> _PROBLEM_: Every entry should be repeated exactly. Omit the pictures.

(Some records)
-- START --

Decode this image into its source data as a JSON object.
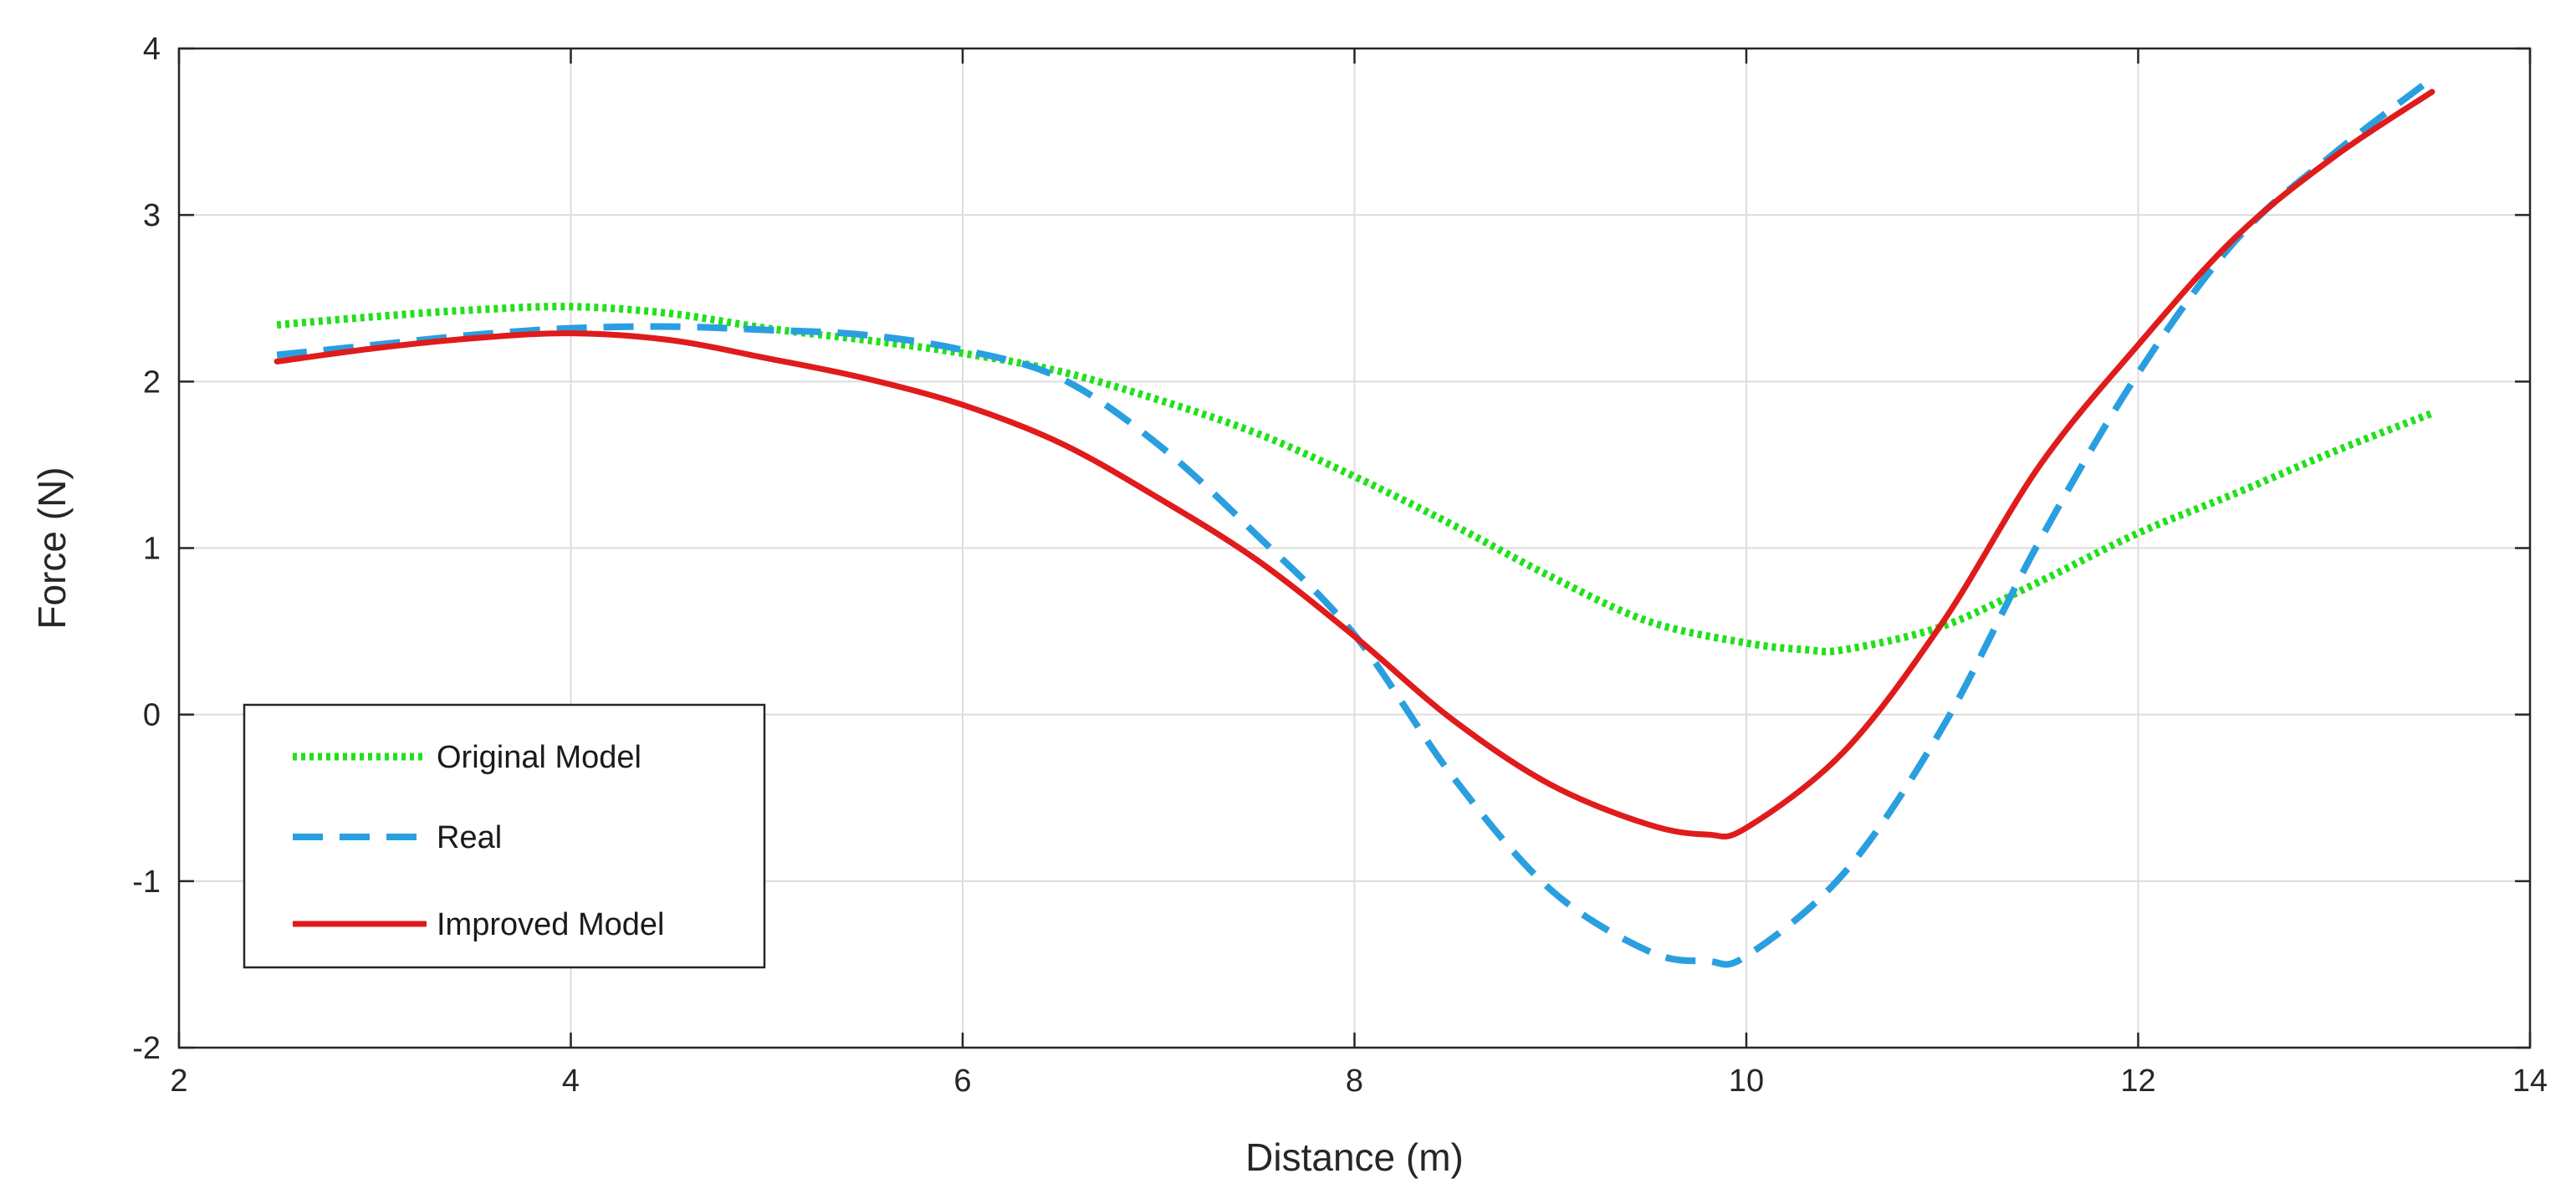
{
  "chart_data": {
    "type": "line",
    "title": "",
    "xlabel": "Distance (m)",
    "ylabel": "Force (N)",
    "xlim": [
      2,
      14
    ],
    "ylim": [
      -2,
      4
    ],
    "xticks": [
      2,
      4,
      6,
      8,
      10,
      12,
      14
    ],
    "yticks": [
      -2,
      -1,
      0,
      1,
      2,
      3,
      4
    ],
    "grid": true,
    "legend_position": "lower-left",
    "series": [
      {
        "name": "Original Model",
        "color": "#22e01c",
        "style": "dotted",
        "x": [
          2.5,
          3,
          3.5,
          4,
          4.5,
          5,
          5.5,
          6,
          6.5,
          7,
          7.5,
          8,
          8.5,
          9,
          9.5,
          10,
          10.3,
          10.5,
          11,
          11.5,
          12,
          12.5,
          13,
          13.5
        ],
        "y": [
          2.34,
          2.39,
          2.43,
          2.45,
          2.41,
          2.32,
          2.25,
          2.17,
          2.06,
          1.89,
          1.69,
          1.43,
          1.14,
          0.83,
          0.56,
          0.43,
          0.39,
          0.39,
          0.53,
          0.8,
          1.09,
          1.33,
          1.58,
          1.81
        ]
      },
      {
        "name": "Real",
        "color": "#2a9fe0",
        "style": "dashed",
        "x": [
          2.5,
          3,
          3.5,
          4,
          4.5,
          5,
          5.5,
          6,
          6.5,
          7,
          7.5,
          8,
          8.5,
          9,
          9.5,
          9.8,
          10,
          10.5,
          11,
          11.5,
          12,
          12.5,
          13,
          13.5
        ],
        "y": [
          2.16,
          2.22,
          2.28,
          2.32,
          2.33,
          2.31,
          2.28,
          2.19,
          2.02,
          1.62,
          1.08,
          0.48,
          -0.37,
          -1.05,
          -1.42,
          -1.48,
          -1.45,
          -0.95,
          -0.08,
          1.05,
          2.05,
          2.85,
          3.37,
          3.82
        ]
      },
      {
        "name": "Improved Model",
        "color": "#e01b1b",
        "style": "solid",
        "x": [
          2.5,
          3,
          3.5,
          4,
          4.5,
          5,
          5.5,
          6,
          6.5,
          7,
          7.5,
          8,
          8.5,
          9,
          9.5,
          9.8,
          10,
          10.5,
          11,
          11.5,
          12,
          12.5,
          13,
          13.5
        ],
        "y": [
          2.12,
          2.2,
          2.26,
          2.29,
          2.25,
          2.14,
          2.02,
          1.86,
          1.63,
          1.3,
          0.93,
          0.47,
          -0.03,
          -0.42,
          -0.66,
          -0.72,
          -0.68,
          -0.22,
          0.55,
          1.5,
          2.22,
          2.87,
          3.35,
          3.74
        ]
      }
    ]
  }
}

-- END --

> _RIGHT ANSWER_:
Decode this image into its source data as a JSON object.
{
  "chart_data": {
    "type": "line",
    "title": "",
    "xlabel": "Distance (m)",
    "ylabel": "Force (N)",
    "xlim": [
      2,
      14
    ],
    "ylim": [
      -2,
      4
    ],
    "xticks": [
      2,
      4,
      6,
      8,
      10,
      12,
      14
    ],
    "yticks": [
      -2,
      -1,
      0,
      1,
      2,
      3,
      4
    ],
    "grid": true,
    "legend_position": "lower-left",
    "series": [
      {
        "name": "Original Model",
        "color": "#22e01c",
        "style": "dotted",
        "x": [
          2.5,
          3,
          3.5,
          4,
          4.5,
          5,
          5.5,
          6,
          6.5,
          7,
          7.5,
          8,
          8.5,
          9,
          9.5,
          10,
          10.3,
          10.5,
          11,
          11.5,
          12,
          12.5,
          13,
          13.5
        ],
        "y": [
          2.34,
          2.39,
          2.43,
          2.45,
          2.41,
          2.32,
          2.25,
          2.17,
          2.06,
          1.89,
          1.69,
          1.43,
          1.14,
          0.83,
          0.56,
          0.43,
          0.39,
          0.39,
          0.53,
          0.8,
          1.09,
          1.33,
          1.58,
          1.81
        ]
      },
      {
        "name": "Real",
        "color": "#2a9fe0",
        "style": "dashed",
        "x": [
          2.5,
          3,
          3.5,
          4,
          4.5,
          5,
          5.5,
          6,
          6.5,
          7,
          7.5,
          8,
          8.5,
          9,
          9.5,
          9.8,
          10,
          10.5,
          11,
          11.5,
          12,
          12.5,
          13,
          13.5
        ],
        "y": [
          2.16,
          2.22,
          2.28,
          2.32,
          2.33,
          2.31,
          2.28,
          2.19,
          2.02,
          1.62,
          1.08,
          0.48,
          -0.37,
          -1.05,
          -1.42,
          -1.48,
          -1.45,
          -0.95,
          -0.08,
          1.05,
          2.05,
          2.85,
          3.37,
          3.82
        ]
      },
      {
        "name": "Improved Model",
        "color": "#e01b1b",
        "style": "solid",
        "x": [
          2.5,
          3,
          3.5,
          4,
          4.5,
          5,
          5.5,
          6,
          6.5,
          7,
          7.5,
          8,
          8.5,
          9,
          9.5,
          9.8,
          10,
          10.5,
          11,
          11.5,
          12,
          12.5,
          13,
          13.5
        ],
        "y": [
          2.12,
          2.2,
          2.26,
          2.29,
          2.25,
          2.14,
          2.02,
          1.86,
          1.63,
          1.3,
          0.93,
          0.47,
          -0.03,
          -0.42,
          -0.66,
          -0.72,
          -0.68,
          -0.22,
          0.55,
          1.5,
          2.22,
          2.87,
          3.35,
          3.74
        ]
      }
    ]
  }
}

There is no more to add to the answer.